# Start of Provided records

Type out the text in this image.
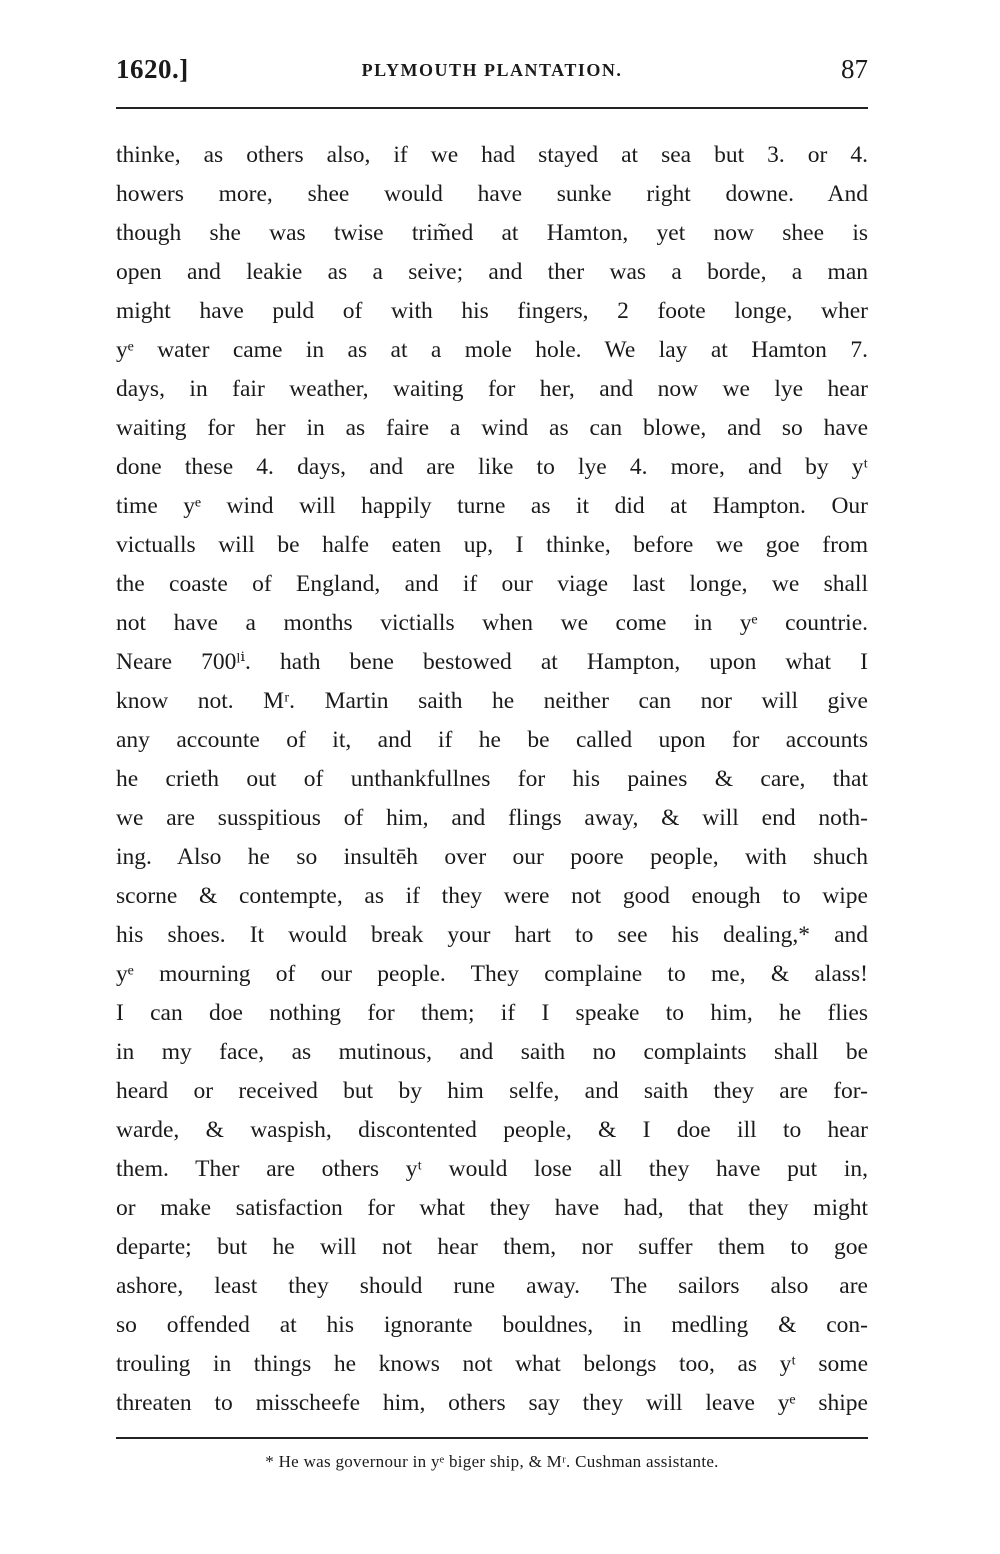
1620.]	PLYMOUTH PLANTATION.	87
thinke, as others also, if we had stayed at sea but 3. or 4.
howers more, shee would have sunke right downe. And
though she was twise trim̃ed at Hamton, yet now shee is
open and leakie as a seive; and ther was a borde, a man
might have puld of with his fingers, 2 foote longe, wher
yᵉ water came in as at a mole hole. We lay at Hamton 7.
days, in fair weather, waiting for her, and now we lye hear
waiting for her in as faire a wind as can blowe, and so have
done these 4. days, and are like to lye 4. more, and by yᵗ
time yᵉ wind will happily turne as it did at Hampton. Our
victualls will be halfe eaten up, I thinke, before we goe from
the coaste of England, and if our viage last longe, we shall
not have a months victialls when we come in yᵉ countrie.
Neare 700ˡⁱ. hath bene bestowed at Hampton, upon what I
know not. Mʳ. Martin saith he neither can nor will give
any accounte of it, and if he be called upon for accounts
he crieth out of unthankfullnes for his paines & care, that
we are susspitious of him, and flings away, & will end noth-
ing. Also he so insultēh over our poore people, with shuch
scorne & contempte, as if they were not good enough to wipe
his shoes. It would break your hart to see his dealing,* and
yᵉ mourning of our people. They complaine to me, & alass!
I can doe nothing for them; if I speake to him, he flies
in my face, as mutinous, and saith no complaints shall be
heard or received but by him selfe, and saith they are for-
warde, & waspish, discontented people, & I doe ill to hear
them. Ther are others yᵗ would lose all they have put in,
or make satisfaction for what they have had, that they might
departe; but he will not hear them, nor suffer them to goe
ashore, least they should rune away. The sailors also are
so offended at his ignorante bouldnes, in medling & con-
trouling in things he knows not what belongs too, as yᵗ some
threaten to misscheefe him, others say they will leave yᵉ shipe
* He was governour in yᵉ biger ship, & Mʳ. Cushman assistante.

# End of Provided records

» **Exercise requirements**
Reproduce each entry verbatim, excluding any embedded images.

» **Result of the exercise**
Type out the text in this image.
1620.]	PLYMOUTH PLANTATION.	87
thinke, as others also, if we had stayed at sea but 3. or 4.
howers more, shee would have sunke right downe. And
though she was twise trim̃ed at Hamton, yet now shee is
open and leakie as a seive; and ther was a borde, a man
might have puld of with his fingers, 2 foote longe, wher
yᵉ water came in as at a mole hole. We lay at Hamton 7.
days, in fair weather, waiting for her, and now we lye hear
waiting for her in as faire a wind as can blowe, and so have
done these 4. days, and are like to lye 4. more, and by yᵗ
time yᵉ wind will happily turne as it did at Hampton. Our
victualls will be halfe eaten up, I thinke, before we goe from
the coaste of England, and if our viage last longe, we shall
not have a months victialls when we come in yᵉ countrie.
Neare 700ˡⁱ. hath bene bestowed at Hampton, upon what I
know not. Mʳ. Martin saith he neither can nor will give
any accounte of it, and if he be called upon for accounts
he crieth out of unthankfullnes for his paines & care, that
we are susspitious of him, and flings away, & will end noth-
ing. Also he so insultēh over our poore people, with shuch
scorne & contempte, as if they were not good enough to wipe
his shoes. It would break your hart to see his dealing,* and
yᵉ mourning of our people. They complaine to me, & alass!
I can doe nothing for them; if I speake to him, he flies
in my face, as mutinous, and saith no complaints shall be
heard or received but by him selfe, and saith they are for-
warde, & waspish, discontented people, & I doe ill to hear
them. Ther are others yᵗ would lose all they have put in,
or make satisfaction for what they have had, that they might
departe; but he will not hear them, nor suffer them to goe
ashore, least they should rune away. The sailors also are
so offended at his ignorante bouldnes, in medling & con-
trouling in things he knows not what belongs too, as yᵗ some
threaten to misscheefe him, others say they will leave yᵉ shipe
* He was governour in yᵉ biger ship, & Mʳ. Cushman assistante.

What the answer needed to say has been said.